* The input:
-*-*-

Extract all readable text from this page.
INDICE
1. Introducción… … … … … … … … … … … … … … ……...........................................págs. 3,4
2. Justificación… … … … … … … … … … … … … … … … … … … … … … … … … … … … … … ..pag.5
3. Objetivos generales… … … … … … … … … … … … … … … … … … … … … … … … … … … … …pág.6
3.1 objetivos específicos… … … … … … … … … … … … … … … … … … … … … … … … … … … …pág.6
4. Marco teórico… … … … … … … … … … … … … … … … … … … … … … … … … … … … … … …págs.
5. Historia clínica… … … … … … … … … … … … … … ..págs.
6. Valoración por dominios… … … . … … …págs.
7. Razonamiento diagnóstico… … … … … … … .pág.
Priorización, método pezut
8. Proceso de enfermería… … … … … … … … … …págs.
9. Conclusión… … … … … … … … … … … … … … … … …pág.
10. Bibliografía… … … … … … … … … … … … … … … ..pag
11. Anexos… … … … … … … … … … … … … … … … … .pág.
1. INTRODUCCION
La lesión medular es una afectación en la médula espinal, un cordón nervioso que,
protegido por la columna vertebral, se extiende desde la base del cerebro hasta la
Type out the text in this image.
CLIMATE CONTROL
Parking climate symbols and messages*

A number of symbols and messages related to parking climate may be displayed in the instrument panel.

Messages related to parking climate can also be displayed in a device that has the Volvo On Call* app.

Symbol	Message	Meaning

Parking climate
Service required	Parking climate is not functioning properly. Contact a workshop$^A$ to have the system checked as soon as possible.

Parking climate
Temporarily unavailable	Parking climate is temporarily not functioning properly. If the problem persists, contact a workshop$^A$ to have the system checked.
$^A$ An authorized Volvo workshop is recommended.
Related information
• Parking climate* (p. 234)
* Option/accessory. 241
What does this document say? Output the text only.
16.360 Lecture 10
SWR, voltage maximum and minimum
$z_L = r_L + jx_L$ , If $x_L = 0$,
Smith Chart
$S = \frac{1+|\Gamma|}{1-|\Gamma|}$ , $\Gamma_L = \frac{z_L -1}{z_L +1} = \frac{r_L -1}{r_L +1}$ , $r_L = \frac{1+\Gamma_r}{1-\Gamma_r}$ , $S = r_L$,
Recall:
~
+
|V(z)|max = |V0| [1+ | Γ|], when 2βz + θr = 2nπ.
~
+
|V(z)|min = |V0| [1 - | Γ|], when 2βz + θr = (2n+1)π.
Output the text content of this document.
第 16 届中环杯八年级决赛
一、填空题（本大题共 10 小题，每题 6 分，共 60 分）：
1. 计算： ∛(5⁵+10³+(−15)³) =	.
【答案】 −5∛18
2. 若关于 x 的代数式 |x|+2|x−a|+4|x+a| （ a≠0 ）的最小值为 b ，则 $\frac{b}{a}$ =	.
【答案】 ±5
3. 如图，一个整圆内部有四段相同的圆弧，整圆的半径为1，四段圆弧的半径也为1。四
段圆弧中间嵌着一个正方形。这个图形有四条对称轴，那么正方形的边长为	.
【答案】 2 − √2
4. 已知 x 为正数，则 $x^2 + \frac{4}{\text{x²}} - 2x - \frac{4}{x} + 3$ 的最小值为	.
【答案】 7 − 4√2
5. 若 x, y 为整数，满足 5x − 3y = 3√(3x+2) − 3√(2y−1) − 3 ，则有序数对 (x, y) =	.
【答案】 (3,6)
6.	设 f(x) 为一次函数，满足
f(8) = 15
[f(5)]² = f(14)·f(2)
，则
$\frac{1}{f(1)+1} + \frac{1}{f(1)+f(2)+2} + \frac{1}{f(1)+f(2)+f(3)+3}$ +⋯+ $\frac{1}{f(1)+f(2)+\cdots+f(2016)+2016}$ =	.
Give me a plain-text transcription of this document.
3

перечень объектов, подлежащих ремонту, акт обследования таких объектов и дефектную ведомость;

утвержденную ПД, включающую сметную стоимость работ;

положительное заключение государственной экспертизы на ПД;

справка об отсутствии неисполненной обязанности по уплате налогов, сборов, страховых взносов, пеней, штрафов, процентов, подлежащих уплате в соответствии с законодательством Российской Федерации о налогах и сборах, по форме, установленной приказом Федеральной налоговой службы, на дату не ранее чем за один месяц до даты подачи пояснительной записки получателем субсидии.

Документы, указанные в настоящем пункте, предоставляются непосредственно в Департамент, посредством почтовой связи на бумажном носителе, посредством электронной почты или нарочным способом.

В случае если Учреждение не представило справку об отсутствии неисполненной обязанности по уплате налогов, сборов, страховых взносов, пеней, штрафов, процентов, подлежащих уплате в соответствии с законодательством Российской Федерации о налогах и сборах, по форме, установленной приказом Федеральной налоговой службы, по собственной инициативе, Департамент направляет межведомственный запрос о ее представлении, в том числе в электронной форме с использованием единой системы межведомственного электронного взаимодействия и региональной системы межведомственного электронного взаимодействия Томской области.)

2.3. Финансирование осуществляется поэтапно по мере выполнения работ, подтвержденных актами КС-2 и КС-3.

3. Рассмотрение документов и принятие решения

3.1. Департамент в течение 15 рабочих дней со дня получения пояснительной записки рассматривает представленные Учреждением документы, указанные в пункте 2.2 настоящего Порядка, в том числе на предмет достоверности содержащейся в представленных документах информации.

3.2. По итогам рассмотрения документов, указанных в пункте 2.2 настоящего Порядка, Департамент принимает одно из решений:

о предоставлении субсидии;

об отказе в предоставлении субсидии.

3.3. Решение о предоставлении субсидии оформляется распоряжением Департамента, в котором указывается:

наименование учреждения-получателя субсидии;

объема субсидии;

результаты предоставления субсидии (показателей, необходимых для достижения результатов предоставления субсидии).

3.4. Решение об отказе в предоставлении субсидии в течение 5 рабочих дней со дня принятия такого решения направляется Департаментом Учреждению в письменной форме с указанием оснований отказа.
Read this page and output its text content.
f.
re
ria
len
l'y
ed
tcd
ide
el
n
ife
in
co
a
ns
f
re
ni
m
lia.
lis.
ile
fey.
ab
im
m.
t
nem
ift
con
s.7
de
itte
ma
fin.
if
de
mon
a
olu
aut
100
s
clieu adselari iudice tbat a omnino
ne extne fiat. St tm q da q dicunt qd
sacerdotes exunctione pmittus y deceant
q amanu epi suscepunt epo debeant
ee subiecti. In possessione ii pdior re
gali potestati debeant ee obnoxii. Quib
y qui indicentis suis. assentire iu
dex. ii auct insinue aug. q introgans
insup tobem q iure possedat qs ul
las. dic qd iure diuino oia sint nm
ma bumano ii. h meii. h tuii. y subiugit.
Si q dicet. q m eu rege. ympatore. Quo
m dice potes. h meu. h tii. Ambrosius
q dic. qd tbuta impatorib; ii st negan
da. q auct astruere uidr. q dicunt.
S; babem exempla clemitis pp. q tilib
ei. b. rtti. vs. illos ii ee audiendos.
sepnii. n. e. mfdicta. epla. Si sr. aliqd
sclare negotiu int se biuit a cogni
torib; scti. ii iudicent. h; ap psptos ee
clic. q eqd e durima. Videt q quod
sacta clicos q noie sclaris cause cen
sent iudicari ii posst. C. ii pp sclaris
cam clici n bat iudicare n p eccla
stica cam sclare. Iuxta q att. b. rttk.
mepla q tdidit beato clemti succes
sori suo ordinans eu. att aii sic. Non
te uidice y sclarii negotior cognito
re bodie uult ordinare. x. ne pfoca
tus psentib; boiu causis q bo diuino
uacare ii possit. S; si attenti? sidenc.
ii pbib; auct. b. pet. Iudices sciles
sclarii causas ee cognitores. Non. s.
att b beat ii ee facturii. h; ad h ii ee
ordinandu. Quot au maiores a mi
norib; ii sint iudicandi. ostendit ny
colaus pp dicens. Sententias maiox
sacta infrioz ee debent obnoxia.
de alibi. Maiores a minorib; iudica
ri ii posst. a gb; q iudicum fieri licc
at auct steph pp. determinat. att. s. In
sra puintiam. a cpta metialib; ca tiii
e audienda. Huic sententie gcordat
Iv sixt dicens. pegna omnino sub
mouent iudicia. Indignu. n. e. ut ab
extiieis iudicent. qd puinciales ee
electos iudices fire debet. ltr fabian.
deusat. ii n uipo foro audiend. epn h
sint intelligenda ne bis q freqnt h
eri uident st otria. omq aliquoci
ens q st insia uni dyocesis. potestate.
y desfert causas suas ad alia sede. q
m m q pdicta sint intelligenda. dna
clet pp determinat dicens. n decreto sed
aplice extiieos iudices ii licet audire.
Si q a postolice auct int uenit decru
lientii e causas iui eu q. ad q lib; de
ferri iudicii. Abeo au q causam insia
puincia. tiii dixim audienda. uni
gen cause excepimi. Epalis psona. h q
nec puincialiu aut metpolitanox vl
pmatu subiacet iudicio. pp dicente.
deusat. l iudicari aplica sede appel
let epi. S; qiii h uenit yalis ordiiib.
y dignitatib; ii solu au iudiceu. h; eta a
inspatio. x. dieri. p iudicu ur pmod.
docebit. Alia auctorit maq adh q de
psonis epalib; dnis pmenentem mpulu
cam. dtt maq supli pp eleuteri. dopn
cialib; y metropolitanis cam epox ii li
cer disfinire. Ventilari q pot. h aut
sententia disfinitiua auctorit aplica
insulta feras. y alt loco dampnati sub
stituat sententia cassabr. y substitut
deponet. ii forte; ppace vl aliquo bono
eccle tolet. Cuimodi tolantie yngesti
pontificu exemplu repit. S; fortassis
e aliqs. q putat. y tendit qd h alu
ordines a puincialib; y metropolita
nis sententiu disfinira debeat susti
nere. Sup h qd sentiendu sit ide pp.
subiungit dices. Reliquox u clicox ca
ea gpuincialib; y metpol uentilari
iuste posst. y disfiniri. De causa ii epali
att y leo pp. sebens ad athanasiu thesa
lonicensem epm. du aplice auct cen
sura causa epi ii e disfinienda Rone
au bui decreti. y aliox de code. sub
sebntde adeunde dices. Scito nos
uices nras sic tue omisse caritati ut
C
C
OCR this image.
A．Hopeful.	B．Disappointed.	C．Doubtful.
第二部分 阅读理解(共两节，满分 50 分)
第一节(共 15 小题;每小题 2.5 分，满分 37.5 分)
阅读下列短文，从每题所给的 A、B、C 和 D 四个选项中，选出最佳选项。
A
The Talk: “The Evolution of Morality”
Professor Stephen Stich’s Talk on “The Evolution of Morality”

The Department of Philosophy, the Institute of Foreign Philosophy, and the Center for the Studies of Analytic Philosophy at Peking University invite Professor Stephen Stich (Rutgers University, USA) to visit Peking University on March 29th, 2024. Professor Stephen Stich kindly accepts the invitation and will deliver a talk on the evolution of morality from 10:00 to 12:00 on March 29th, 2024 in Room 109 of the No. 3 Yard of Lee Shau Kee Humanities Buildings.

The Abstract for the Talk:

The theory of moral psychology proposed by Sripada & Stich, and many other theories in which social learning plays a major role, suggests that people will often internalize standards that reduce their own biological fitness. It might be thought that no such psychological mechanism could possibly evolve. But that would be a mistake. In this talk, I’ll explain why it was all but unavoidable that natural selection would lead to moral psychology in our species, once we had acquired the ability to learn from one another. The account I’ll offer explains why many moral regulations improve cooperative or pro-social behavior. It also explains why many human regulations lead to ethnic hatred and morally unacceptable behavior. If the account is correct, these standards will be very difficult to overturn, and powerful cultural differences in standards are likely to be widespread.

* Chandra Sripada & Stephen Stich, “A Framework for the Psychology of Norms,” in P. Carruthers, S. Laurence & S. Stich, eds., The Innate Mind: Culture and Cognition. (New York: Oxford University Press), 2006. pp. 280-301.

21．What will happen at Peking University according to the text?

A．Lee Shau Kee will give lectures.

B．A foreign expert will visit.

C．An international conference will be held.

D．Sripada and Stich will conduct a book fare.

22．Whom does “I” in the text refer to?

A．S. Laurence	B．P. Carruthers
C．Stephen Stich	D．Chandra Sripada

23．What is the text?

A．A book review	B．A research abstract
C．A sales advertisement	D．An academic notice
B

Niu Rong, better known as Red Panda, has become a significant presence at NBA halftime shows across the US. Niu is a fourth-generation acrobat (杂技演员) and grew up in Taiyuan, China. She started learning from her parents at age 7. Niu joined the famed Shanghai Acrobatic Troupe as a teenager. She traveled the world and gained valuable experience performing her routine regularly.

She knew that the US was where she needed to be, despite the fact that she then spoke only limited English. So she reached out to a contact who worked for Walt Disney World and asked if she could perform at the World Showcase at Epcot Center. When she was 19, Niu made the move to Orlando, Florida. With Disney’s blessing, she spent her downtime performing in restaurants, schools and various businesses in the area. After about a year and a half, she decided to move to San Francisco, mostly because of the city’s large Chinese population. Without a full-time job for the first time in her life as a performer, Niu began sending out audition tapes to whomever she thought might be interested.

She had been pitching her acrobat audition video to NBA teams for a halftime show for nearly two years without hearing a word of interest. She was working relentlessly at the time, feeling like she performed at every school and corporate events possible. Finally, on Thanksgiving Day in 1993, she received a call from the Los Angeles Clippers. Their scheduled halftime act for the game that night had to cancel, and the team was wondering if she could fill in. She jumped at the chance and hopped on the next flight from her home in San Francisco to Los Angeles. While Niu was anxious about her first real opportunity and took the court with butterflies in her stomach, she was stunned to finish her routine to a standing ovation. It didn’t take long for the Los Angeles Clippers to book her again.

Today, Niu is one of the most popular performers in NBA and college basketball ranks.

-*-*-

* What this task involves:
Report how many lines in the records hold the word "подлежащих", giving the number and nothing else.

* Result:
3